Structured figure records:
····················
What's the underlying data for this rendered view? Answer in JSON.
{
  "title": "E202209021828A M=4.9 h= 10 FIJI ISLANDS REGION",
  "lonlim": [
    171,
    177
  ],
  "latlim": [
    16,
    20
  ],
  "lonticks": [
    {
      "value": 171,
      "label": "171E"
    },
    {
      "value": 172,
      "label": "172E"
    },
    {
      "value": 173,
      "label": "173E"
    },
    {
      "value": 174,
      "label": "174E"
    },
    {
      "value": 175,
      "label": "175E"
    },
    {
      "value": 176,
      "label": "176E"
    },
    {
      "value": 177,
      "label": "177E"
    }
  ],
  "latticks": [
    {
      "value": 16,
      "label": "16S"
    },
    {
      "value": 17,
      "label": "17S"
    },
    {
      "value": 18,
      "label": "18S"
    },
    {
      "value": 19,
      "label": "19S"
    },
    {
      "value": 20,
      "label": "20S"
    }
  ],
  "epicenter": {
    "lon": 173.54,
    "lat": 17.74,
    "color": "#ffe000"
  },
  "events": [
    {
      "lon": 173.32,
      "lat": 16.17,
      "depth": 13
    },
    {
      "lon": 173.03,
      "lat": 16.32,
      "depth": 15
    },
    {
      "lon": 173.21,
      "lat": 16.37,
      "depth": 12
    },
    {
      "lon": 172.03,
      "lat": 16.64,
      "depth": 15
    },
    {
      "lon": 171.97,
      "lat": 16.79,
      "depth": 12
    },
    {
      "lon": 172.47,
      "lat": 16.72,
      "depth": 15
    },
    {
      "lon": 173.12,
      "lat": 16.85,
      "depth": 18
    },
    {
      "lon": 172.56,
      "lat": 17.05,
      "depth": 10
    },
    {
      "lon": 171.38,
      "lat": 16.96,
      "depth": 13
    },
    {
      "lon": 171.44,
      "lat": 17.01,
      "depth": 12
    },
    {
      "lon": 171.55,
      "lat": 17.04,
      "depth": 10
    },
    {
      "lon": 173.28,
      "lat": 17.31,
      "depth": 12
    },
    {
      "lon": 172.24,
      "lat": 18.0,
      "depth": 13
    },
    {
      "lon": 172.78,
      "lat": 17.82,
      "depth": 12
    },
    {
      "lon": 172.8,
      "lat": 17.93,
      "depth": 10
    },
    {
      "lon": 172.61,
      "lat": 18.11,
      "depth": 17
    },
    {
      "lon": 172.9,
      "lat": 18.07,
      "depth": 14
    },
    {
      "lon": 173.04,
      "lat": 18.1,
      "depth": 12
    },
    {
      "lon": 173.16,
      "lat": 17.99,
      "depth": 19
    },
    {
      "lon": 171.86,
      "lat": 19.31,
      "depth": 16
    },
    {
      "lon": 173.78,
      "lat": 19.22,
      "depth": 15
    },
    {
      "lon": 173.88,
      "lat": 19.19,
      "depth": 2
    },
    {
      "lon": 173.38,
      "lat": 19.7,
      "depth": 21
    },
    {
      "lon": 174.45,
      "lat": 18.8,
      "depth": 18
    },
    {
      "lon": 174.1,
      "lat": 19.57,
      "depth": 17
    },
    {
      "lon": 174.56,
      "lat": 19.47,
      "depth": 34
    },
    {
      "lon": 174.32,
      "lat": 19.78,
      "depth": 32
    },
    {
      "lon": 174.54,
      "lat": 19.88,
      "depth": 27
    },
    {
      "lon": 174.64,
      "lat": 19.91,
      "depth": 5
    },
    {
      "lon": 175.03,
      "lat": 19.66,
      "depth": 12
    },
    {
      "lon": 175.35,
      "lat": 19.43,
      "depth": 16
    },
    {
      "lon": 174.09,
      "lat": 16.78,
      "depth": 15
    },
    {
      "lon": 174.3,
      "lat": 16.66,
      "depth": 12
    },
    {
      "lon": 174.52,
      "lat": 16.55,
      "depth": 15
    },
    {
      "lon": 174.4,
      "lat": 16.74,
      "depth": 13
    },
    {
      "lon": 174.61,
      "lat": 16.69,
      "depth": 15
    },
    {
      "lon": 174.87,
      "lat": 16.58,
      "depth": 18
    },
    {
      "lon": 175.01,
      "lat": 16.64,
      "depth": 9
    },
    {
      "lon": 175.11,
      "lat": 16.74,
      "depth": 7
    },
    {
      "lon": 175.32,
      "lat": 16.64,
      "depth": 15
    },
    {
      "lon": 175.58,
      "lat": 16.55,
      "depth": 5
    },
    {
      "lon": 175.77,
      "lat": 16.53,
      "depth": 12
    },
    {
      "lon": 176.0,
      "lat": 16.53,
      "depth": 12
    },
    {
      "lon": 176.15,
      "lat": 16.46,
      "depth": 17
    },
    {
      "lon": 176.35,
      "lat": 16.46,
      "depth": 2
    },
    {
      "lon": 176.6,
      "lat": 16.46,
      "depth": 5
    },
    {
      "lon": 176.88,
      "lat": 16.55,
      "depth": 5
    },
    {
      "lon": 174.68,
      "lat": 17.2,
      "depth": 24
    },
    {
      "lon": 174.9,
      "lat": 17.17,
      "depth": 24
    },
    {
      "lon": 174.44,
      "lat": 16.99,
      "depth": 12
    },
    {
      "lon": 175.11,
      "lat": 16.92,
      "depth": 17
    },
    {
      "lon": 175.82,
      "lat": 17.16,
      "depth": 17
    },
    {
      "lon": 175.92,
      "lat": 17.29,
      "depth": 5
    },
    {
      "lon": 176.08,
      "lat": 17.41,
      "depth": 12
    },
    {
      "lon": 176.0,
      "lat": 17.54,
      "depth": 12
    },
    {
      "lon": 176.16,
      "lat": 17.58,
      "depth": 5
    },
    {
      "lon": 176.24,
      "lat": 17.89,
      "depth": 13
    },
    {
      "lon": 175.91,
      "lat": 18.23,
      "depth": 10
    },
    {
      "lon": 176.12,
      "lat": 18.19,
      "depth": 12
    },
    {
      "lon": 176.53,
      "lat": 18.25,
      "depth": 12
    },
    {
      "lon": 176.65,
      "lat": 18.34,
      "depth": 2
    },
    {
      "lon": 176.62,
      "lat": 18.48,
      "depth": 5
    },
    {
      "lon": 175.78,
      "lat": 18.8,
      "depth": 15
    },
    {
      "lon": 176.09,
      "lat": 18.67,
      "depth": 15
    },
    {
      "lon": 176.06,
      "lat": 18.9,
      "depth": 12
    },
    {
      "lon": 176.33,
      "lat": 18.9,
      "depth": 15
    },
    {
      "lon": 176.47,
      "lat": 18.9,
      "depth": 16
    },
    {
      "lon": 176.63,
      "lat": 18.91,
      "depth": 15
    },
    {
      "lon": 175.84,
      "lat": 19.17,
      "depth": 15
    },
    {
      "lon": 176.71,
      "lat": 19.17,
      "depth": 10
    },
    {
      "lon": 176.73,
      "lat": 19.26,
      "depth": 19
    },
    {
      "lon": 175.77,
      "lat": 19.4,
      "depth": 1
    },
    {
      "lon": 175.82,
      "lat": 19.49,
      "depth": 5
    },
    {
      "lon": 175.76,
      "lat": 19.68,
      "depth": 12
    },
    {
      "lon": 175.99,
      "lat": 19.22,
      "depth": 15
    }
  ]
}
····················
▶ **EXERCISE OBJECTIVE**
Repeat the records above exactly as they appear.

▶ **TASK RESPONSE**
What's the underlying data for this rendered view? Answer in JSON.
{
  "title": "E202209021828A M=4.9 h= 10 FIJI ISLANDS REGION",
  "lonlim": [
    171,
    177
  ],
  "latlim": [
    16,
    20
  ],
  "lonticks": [
    {
      "value": 171,
      "label": "171E"
    },
    {
      "value": 172,
      "label": "172E"
    },
    {
      "value": 173,
      "label": "173E"
    },
    {
      "value": 174,
      "label": "174E"
    },
    {
      "value": 175,
      "label": "175E"
    },
    {
      "value": 176,
      "label": "176E"
    },
    {
      "value": 177,
      "label": "177E"
    }
  ],
  "latticks": [
    {
      "value": 16,
      "label": "16S"
    },
    {
      "value": 17,
      "label": "17S"
    },
    {
      "value": 18,
      "label": "18S"
    },
    {
      "value": 19,
      "label": "19S"
    },
    {
      "value": 20,
      "label": "20S"
    }
  ],
  "epicenter": {
    "lon": 173.54,
    "lat": 17.74,
    "color": "#ffe000"
  },
  "events": [
    {
      "lon": 173.32,
      "lat": 16.17,
      "depth": 13
    },
    {
      "lon": 173.03,
      "lat": 16.32,
      "depth": 15
    },
    {
      "lon": 173.21,
      "lat": 16.37,
      "depth": 12
    },
    {
      "lon": 172.03,
      "lat": 16.64,
      "depth": 15
    },
    {
      "lon": 171.97,
      "lat": 16.79,
      "depth": 12
    },
    {
      "lon": 172.47,
      "lat": 16.72,
      "depth": 15
    },
    {
      "lon": 173.12,
      "lat": 16.85,
      "depth": 18
    },
    {
      "lon": 172.56,
      "lat": 17.05,
      "depth": 10
    },
    {
      "lon": 171.38,
      "lat": 16.96,
      "depth": 13
    },
    {
      "lon": 171.44,
      "lat": 17.01,
      "depth": 12
    },
    {
      "lon": 171.55,
      "lat": 17.04,
      "depth": 10
    },
    {
      "lon": 173.28,
      "lat": 17.31,
      "depth": 12
    },
    {
      "lon": 172.24,
      "lat": 18.0,
      "depth": 13
    },
    {
      "lon": 172.78,
      "lat": 17.82,
      "depth": 12
    },
    {
      "lon": 172.8,
      "lat": 17.93,
      "depth": 10
    },
    {
      "lon": 172.61,
      "lat": 18.11,
      "depth": 17
    },
    {
      "lon": 172.9,
      "lat": 18.07,
      "depth": 14
    },
    {
      "lon": 173.04,
      "lat": 18.1,
      "depth": 12
    },
    {
      "lon": 173.16,
      "lat": 17.99,
      "depth": 19
    },
    {
      "lon": 171.86,
      "lat": 19.31,
      "depth": 16
    },
    {
      "lon": 173.78,
      "lat": 19.22,
      "depth": 15
    },
    {
      "lon": 173.88,
      "lat": 19.19,
      "depth": 2
    },
    {
      "lon": 173.38,
      "lat": 19.7,
      "depth": 21
    },
    {
      "lon": 174.45,
      "lat": 18.8,
      "depth": 18
    },
    {
      "lon": 174.1,
      "lat": 19.57,
      "depth": 17
    },
    {
      "lon": 174.56,
      "lat": 19.47,
      "depth": 34
    },
    {
      "lon": 174.32,
      "lat": 19.78,
      "depth": 32
    },
    {
      "lon": 174.54,
      "lat": 19.88,
      "depth": 27
    },
    {
      "lon": 174.64,
      "lat": 19.91,
      "depth": 5
    },
    {
      "lon": 175.03,
      "lat": 19.66,
      "depth": 12
    },
    {
      "lon": 175.35,
      "lat": 19.43,
      "depth": 16
    },
    {
      "lon": 174.09,
      "lat": 16.78,
      "depth": 15
    },
    {
      "lon": 174.3,
      "lat": 16.66,
      "depth": 12
    },
    {
      "lon": 174.52,
      "lat": 16.55,
      "depth": 15
    },
    {
      "lon": 174.4,
      "lat": 16.74,
      "depth": 13
    },
    {
      "lon": 174.61,
      "lat": 16.69,
      "depth": 15
    },
    {
      "lon": 174.87,
      "lat": 16.58,
      "depth": 18
    },
    {
      "lon": 175.01,
      "lat": 16.64,
      "depth": 9
    },
    {
      "lon": 175.11,
      "lat": 16.74,
      "depth": 7
    },
    {
      "lon": 175.32,
      "lat": 16.64,
      "depth": 15
    },
    {
      "lon": 175.58,
      "lat": 16.55,
      "depth": 5
    },
    {
      "lon": 175.77,
      "lat": 16.53,
      "depth": 12
    },
    {
      "lon": 176.0,
      "lat": 16.53,
      "depth": 12
    },
    {
      "lon": 176.15,
      "lat": 16.46,
      "depth": 17
    },
    {
      "lon": 176.35,
      "lat": 16.46,
      "depth": 2
    },
    {
      "lon": 176.6,
      "lat": 16.46,
      "depth": 5
    },
    {
      "lon": 176.88,
      "lat": 16.55,
      "depth": 5
    },
    {
      "lon": 174.68,
      "lat": 17.2,
      "depth": 24
    },
    {
      "lon": 174.9,
      "lat": 17.17,
      "depth": 24
    },
    {
      "lon": 174.44,
      "lat": 16.99,
      "depth": 12
    },
    {
      "lon": 175.11,
      "lat": 16.92,
      "depth": 17
    },
    {
      "lon": 175.82,
      "lat": 17.16,
      "depth": 17
    },
    {
      "lon": 175.92,
      "lat": 17.29,
      "depth": 5
    },
    {
      "lon": 176.08,
      "lat": 17.41,
      "depth": 12
    },
    {
      "lon": 176.0,
      "lat": 17.54,
      "depth": 12
    },
    {
      "lon": 176.16,
      "lat": 17.58,
      "depth": 5
    },
    {
      "lon": 176.24,
      "lat": 17.89,
      "depth": 13
    },
    {
      "lon": 175.91,
      "lat": 18.23,
      "depth": 10
    },
    {
      "lon": 176.12,
      "lat": 18.19,
      "depth": 12
    },
    {
      "lon": 176.53,
      "lat": 18.25,
      "depth": 12
    },
    {
      "lon": 176.65,
      "lat": 18.34,
      "depth": 2
    },
    {
      "lon": 176.62,
      "lat": 18.48,
      "depth": 5
    },
    {
      "lon": 175.78,
      "lat": 18.8,
      "depth": 15
    },
    {
      "lon": 176.09,
      "lat": 18.67,
      "depth": 15
    },
    {
      "lon": 176.06,
      "lat": 18.9,
      "depth": 12
    },
    {
      "lon": 176.33,
      "lat": 18.9,
      "depth": 15
    },
    {
      "lon": 176.47,
      "lat": 18.9,
      "depth": 16
    },
    {
      "lon": 176.63,
      "lat": 18.91,
      "depth": 15
    },
    {
      "lon": 175.84,
      "lat": 19.17,
      "depth": 15
    },
    {
      "lon": 176.71,
      "lat": 19.17,
      "depth": 10
    },
    {
      "lon": 176.73,
      "lat": 19.26,
      "depth": 19
    },
    {
      "lon": 175.77,
      "lat": 19.4,
      "depth": 1
    },
    {
      "lon": 175.82,
      "lat": 19.49,
      "depth": 5
    },
    {
      "lon": 175.76,
      "lat": 19.68,
      "depth": 12
    },
    {
      "lon": 175.99,
      "lat": 19.22,
      "depth": 15
    }
  ]
}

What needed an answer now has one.